#### WHAT TO PRODUCE:
Copy every record below, exactly as written.
[Start of SUPPLIED MATERIAL]
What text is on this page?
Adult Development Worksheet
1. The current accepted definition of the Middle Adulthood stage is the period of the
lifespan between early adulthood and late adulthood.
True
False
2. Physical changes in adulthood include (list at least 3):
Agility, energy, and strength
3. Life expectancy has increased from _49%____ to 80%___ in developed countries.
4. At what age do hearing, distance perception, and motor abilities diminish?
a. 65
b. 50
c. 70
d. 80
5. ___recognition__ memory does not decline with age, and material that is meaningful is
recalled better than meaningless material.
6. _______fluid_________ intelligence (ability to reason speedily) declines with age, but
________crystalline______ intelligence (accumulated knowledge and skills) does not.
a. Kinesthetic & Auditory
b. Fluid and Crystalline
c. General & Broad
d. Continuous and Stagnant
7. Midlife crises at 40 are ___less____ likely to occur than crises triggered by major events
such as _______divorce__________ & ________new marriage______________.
[End of SUPPLIED MATERIAL]
#### RESULT OF THIS EXERCISE:
What text is on this page?
Adult Development Worksheet
1. The current accepted definition of the Middle Adulthood stage is the period of the
lifespan between early adulthood and late adulthood.
True
False
2. Physical changes in adulthood include (list at least 3):
Agility, energy, and strength
3. Life expectancy has increased from _49%____ to 80%___ in developed countries.
4. At what age do hearing, distance perception, and motor abilities diminish?
a. 65
b. 50
c. 70
d. 80
5. ___recognition__ memory does not decline with age, and material that is meaningful is
recalled better than meaningless material.
6. _______fluid_________ intelligence (ability to reason speedily) declines with age, but
________crystalline______ intelligence (accumulated knowledge and skills) does not.
a. Kinesthetic & Auditory
b. Fluid and Crystalline
c. General & Broad
d. Continuous and Stagnant
7. Midlife crises at 40 are ___less____ likely to occur than crises triggered by major events
such as _______divorce__________ & ________new marriage______________.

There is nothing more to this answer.